Work to be completed: Transcribe the entries below exactly.

Data lines:
>> begin

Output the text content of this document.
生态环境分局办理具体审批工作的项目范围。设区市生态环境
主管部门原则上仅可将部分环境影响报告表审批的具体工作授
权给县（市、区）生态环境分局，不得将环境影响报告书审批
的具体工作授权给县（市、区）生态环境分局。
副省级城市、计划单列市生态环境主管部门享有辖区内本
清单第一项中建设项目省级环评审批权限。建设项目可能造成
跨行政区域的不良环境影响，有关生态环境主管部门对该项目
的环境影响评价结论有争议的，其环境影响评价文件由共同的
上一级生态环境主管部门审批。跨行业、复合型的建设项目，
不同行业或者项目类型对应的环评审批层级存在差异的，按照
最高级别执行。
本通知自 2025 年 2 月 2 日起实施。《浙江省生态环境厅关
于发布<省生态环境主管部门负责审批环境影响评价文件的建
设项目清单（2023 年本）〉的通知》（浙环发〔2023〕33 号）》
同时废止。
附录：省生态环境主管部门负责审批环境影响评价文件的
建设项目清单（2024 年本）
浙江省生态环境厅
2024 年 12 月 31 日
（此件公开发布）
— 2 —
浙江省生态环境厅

>> end

Full response:
Output the text content of this document.
生态环境分局办理具体审批工作的项目范围。设区市生态环境
主管部门原则上仅可将部分环境影响报告表审批的具体工作授
权给县（市、区）生态环境分局，不得将环境影响报告书审批
的具体工作授权给县（市、区）生态环境分局。
副省级城市、计划单列市生态环境主管部门享有辖区内本
清单第一项中建设项目省级环评审批权限。建设项目可能造成
跨行政区域的不良环境影响，有关生态环境主管部门对该项目
的环境影响评价结论有争议的，其环境影响评价文件由共同的
上一级生态环境主管部门审批。跨行业、复合型的建设项目，
不同行业或者项目类型对应的环评审批层级存在差异的，按照
最高级别执行。
本通知自 2025 年 2 月 2 日起实施。《浙江省生态环境厅关
于发布<省生态环境主管部门负责审批环境影响评价文件的建
设项目清单（2023 年本）〉的通知》（浙环发〔2023〕33 号）》
同时废止。
附录：省生态环境主管部门负责审批环境影响评价文件的
建设项目清单（2024 年本）
浙江省生态环境厅
2024 年 12 月 31 日
（此件公开发布）
— 2 —
浙江省生态环境厅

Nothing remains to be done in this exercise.